Stored dataset items:
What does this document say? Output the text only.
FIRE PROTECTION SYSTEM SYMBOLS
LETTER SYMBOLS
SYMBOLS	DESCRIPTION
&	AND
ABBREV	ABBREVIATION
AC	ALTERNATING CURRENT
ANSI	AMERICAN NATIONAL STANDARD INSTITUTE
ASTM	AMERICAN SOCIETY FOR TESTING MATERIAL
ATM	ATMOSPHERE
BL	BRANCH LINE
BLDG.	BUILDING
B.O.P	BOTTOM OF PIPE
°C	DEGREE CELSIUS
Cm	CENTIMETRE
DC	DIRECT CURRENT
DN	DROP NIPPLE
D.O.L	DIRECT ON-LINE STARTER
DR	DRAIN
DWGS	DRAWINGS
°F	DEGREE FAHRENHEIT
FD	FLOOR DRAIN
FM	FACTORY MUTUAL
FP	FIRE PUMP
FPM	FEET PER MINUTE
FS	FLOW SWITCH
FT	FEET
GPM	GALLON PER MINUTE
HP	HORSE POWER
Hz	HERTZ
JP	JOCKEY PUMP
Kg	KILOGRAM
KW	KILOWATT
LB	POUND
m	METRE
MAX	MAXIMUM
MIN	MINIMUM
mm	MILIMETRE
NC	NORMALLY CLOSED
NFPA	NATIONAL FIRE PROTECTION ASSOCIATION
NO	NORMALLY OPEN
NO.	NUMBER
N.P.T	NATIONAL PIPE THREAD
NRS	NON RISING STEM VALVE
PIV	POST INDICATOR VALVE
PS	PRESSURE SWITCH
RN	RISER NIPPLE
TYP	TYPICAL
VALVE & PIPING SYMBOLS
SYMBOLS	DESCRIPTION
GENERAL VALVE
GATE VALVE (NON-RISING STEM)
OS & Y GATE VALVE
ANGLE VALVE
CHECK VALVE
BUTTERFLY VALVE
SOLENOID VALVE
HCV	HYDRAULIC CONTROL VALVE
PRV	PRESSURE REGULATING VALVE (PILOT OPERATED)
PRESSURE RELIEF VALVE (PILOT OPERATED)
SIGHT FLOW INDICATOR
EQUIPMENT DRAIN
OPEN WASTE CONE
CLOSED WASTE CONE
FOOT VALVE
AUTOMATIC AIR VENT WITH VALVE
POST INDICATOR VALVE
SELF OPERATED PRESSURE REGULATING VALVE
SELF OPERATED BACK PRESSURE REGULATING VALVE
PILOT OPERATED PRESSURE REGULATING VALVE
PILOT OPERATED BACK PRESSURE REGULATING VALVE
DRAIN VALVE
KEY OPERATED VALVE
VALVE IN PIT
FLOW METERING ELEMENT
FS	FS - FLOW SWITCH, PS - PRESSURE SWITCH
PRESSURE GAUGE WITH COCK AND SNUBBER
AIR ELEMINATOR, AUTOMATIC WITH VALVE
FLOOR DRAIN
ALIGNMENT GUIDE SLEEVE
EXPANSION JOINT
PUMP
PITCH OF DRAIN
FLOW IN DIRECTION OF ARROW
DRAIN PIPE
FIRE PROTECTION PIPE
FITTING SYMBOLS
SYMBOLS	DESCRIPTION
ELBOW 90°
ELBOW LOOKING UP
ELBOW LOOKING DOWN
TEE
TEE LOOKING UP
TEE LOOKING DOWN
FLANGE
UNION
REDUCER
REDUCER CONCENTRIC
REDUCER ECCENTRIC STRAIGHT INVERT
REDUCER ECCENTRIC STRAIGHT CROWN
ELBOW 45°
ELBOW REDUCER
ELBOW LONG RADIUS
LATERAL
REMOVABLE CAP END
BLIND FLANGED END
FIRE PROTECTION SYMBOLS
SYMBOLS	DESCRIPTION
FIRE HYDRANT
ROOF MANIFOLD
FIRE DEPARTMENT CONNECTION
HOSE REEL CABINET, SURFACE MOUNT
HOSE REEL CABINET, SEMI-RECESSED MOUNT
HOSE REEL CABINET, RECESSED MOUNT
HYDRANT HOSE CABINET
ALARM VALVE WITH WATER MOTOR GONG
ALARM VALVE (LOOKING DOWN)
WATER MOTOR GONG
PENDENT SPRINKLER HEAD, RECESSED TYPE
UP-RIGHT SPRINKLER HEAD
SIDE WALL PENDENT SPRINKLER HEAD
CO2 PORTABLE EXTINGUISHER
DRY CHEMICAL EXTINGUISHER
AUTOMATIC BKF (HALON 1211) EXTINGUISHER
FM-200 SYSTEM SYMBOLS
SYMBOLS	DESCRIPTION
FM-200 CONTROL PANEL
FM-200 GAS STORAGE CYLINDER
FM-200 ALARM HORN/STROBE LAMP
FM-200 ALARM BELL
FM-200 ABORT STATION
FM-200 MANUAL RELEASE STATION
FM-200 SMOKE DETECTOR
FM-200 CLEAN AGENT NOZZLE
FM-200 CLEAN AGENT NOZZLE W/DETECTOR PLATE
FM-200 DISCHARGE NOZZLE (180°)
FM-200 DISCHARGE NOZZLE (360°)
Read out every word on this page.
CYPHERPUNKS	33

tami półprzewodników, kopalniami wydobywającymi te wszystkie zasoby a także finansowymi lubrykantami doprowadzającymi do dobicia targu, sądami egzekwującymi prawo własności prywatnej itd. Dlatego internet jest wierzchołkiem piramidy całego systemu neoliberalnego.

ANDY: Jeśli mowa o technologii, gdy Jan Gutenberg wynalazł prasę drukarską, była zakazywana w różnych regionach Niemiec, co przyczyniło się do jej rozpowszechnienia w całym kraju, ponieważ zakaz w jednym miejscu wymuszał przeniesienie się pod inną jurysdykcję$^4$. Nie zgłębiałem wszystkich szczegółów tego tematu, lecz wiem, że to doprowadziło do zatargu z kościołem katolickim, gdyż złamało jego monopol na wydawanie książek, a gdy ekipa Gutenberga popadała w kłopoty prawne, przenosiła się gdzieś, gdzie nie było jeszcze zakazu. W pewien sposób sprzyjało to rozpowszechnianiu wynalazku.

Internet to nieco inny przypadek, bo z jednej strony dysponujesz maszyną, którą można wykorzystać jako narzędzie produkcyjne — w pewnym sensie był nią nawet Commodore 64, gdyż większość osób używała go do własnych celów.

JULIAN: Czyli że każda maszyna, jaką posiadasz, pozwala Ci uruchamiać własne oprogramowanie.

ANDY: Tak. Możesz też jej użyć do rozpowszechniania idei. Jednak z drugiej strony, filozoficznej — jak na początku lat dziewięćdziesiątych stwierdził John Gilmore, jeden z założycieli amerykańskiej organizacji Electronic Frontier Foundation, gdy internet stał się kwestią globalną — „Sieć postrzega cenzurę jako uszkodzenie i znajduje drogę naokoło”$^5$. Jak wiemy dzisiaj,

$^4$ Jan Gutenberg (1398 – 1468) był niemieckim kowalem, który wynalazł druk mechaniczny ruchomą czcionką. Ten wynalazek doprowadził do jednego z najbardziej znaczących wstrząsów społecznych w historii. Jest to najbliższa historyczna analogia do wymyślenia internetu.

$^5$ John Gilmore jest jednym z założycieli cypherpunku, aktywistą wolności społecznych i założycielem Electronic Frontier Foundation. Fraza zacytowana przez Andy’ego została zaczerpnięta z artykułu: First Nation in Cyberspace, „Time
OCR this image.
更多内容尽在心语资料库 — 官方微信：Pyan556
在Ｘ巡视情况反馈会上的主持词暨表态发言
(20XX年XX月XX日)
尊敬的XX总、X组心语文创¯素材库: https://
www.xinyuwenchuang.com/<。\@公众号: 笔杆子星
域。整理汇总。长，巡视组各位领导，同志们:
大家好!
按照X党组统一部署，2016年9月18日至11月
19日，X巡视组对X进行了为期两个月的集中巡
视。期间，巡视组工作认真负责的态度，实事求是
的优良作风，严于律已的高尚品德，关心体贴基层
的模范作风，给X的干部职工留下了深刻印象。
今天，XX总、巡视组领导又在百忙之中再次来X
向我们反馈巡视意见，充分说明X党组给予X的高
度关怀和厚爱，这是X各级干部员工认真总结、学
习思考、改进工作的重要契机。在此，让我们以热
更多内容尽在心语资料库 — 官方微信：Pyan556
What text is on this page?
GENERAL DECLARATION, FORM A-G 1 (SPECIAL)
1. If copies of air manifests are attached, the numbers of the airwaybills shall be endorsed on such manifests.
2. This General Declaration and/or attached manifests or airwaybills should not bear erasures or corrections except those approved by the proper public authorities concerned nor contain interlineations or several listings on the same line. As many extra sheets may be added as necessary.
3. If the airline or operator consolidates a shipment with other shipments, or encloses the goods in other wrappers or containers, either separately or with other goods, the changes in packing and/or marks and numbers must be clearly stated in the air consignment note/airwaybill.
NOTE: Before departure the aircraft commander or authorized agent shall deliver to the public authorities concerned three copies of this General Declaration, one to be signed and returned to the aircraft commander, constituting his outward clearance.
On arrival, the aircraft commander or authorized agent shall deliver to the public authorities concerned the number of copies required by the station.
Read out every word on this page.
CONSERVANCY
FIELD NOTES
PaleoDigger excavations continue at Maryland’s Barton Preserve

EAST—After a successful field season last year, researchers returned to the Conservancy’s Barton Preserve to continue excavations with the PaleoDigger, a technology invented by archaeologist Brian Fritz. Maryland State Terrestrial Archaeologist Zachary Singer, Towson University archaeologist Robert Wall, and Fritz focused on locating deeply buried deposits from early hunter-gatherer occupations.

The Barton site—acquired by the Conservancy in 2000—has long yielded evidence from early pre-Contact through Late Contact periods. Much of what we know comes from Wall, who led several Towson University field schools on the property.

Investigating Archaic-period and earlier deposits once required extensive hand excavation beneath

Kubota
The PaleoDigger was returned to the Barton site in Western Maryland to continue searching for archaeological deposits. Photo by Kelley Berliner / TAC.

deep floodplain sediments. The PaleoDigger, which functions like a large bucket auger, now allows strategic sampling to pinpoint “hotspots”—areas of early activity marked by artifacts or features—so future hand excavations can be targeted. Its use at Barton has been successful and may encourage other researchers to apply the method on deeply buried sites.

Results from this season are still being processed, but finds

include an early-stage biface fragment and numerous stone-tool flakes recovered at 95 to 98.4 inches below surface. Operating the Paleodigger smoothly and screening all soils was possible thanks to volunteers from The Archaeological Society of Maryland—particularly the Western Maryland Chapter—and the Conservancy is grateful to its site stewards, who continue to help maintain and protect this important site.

Exercise task — Check each line of the records for the word "HEAD" and extract those that contain it.

Solution to this task —
PENDENT SPRINKLER HEAD, RECESSED TYPE
UP-RIGHT SPRINKLER HEAD
SIDE WALL PENDENT SPRINKLER HEAD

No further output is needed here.